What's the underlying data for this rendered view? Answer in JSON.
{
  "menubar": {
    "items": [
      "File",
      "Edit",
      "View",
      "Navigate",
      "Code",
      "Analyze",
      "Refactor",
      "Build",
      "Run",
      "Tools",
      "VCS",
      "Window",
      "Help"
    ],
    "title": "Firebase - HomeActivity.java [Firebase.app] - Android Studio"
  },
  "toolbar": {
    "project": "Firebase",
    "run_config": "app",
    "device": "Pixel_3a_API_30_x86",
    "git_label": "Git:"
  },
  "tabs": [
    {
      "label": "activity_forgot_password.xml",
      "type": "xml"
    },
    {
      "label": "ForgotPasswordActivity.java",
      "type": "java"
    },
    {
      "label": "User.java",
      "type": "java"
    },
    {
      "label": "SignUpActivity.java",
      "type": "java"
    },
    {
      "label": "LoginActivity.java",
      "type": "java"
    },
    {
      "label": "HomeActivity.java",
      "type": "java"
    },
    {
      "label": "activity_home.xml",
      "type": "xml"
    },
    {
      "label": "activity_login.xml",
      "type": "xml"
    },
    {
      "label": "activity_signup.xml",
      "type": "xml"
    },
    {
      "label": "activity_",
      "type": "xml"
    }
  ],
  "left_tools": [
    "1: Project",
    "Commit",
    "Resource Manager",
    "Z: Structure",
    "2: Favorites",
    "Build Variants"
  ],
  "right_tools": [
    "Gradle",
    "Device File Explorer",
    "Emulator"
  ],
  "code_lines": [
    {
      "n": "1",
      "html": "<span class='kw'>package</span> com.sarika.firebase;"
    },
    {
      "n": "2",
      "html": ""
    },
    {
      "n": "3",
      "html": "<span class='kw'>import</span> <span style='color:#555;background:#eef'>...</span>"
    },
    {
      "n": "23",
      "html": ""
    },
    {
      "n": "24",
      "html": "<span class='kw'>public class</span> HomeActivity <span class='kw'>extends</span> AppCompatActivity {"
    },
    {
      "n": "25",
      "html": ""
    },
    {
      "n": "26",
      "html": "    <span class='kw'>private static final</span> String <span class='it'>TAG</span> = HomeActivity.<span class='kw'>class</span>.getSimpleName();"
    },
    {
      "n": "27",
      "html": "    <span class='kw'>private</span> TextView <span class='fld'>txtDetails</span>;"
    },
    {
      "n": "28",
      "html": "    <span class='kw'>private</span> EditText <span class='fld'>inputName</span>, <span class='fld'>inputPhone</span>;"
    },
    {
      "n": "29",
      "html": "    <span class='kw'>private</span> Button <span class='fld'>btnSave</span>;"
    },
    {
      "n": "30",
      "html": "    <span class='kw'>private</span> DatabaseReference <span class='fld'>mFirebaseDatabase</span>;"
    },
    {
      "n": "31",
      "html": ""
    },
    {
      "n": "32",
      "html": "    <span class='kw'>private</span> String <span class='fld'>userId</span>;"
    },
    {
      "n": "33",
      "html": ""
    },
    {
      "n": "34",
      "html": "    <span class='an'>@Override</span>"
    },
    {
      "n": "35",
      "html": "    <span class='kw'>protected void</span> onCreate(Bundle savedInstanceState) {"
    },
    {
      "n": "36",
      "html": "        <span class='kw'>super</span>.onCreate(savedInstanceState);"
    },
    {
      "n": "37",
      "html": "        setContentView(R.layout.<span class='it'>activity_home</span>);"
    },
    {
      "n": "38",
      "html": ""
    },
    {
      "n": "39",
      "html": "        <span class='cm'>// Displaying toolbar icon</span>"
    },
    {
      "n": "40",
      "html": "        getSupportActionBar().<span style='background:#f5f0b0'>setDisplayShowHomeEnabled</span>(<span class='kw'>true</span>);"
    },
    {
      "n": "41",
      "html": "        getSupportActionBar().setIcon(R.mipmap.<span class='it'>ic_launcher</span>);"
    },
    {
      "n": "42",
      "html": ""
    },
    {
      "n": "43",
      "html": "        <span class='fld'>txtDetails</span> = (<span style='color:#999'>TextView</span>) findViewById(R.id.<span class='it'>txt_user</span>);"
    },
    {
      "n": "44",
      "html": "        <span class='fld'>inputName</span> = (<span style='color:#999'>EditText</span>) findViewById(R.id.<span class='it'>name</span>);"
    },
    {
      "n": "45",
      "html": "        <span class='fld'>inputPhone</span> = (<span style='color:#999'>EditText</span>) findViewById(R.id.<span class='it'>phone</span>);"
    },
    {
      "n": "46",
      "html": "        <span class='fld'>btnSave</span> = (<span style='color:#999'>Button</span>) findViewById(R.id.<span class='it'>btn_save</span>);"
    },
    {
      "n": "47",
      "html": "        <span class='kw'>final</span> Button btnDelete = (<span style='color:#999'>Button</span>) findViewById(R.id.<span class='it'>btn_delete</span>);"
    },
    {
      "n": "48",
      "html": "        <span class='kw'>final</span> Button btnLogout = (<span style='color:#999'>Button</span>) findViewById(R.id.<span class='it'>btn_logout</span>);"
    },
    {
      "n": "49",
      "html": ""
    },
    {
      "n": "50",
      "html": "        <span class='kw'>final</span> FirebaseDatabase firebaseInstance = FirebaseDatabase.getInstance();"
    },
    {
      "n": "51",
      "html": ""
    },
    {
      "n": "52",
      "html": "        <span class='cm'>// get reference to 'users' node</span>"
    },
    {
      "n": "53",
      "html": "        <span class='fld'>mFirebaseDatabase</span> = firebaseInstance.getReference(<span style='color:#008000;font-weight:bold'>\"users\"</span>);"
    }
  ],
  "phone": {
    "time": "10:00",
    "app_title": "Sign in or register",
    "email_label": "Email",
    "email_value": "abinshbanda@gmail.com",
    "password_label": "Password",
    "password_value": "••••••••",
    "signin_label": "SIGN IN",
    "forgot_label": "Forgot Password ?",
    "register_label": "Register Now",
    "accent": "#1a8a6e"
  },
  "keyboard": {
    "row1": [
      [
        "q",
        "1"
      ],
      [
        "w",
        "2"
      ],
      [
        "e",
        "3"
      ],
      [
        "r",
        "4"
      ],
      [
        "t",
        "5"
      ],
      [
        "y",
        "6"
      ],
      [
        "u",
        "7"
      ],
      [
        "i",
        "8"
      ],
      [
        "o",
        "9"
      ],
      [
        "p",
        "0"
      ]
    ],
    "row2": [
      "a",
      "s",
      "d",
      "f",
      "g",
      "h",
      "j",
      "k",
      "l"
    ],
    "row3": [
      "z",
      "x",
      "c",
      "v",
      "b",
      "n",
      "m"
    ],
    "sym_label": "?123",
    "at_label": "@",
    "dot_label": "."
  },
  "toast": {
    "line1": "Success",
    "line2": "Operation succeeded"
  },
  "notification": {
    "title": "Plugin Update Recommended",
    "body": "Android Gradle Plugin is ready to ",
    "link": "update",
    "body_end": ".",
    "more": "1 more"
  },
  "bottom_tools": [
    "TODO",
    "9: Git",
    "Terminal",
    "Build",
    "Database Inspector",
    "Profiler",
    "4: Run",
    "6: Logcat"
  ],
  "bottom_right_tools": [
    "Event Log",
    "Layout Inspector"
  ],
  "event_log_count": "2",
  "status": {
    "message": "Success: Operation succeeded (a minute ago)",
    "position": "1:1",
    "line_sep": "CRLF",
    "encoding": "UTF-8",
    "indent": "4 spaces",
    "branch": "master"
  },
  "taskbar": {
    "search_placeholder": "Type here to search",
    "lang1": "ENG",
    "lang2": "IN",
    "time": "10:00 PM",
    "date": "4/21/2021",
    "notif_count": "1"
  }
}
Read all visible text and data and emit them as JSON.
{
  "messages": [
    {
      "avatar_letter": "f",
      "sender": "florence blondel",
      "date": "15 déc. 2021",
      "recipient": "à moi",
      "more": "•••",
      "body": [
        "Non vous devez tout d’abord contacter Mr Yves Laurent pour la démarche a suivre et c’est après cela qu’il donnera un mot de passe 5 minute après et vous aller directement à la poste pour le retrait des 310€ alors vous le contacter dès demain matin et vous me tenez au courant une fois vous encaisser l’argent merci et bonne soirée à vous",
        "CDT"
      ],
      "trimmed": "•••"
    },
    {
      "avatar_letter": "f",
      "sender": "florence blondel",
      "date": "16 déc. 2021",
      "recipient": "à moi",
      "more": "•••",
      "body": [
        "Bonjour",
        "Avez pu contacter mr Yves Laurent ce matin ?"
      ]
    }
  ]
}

Stated goal:
Write out, word for word, the line containing "Read all visible" and every line after it to the end of the data above.

Written solution:
Read all visible text and data and emit them as JSON.
{
  "messages": [
    {
      "avatar_letter": "f",
      "sender": "florence blondel",
      "date": "15 déc. 2021",
      "recipient": "à moi",
      "more": "•••",
      "body": [
        "Non vous devez tout d’abord contacter Mr Yves Laurent pour la démarche a suivre et c’est après cela qu’il donnera un mot de passe 5 minute après et vous aller directement à la poste pour le retrait des 310€ alors vous le contacter dès demain matin et vous me tenez au courant une fois vous encaisser l’argent merci et bonne soirée à vous",
        "CDT"
      ],
      "trimmed": "•••"
    },
    {
      "avatar_letter": "f",
      "sender": "florence blondel",
      "date": "16 déc. 2021",
      "recipient": "à moi",
      "more": "•••",
      "body": [
        "Bonjour",
        "Avez pu contacter mr Yves Laurent ce matin ?"
      ]
    }
  ]
}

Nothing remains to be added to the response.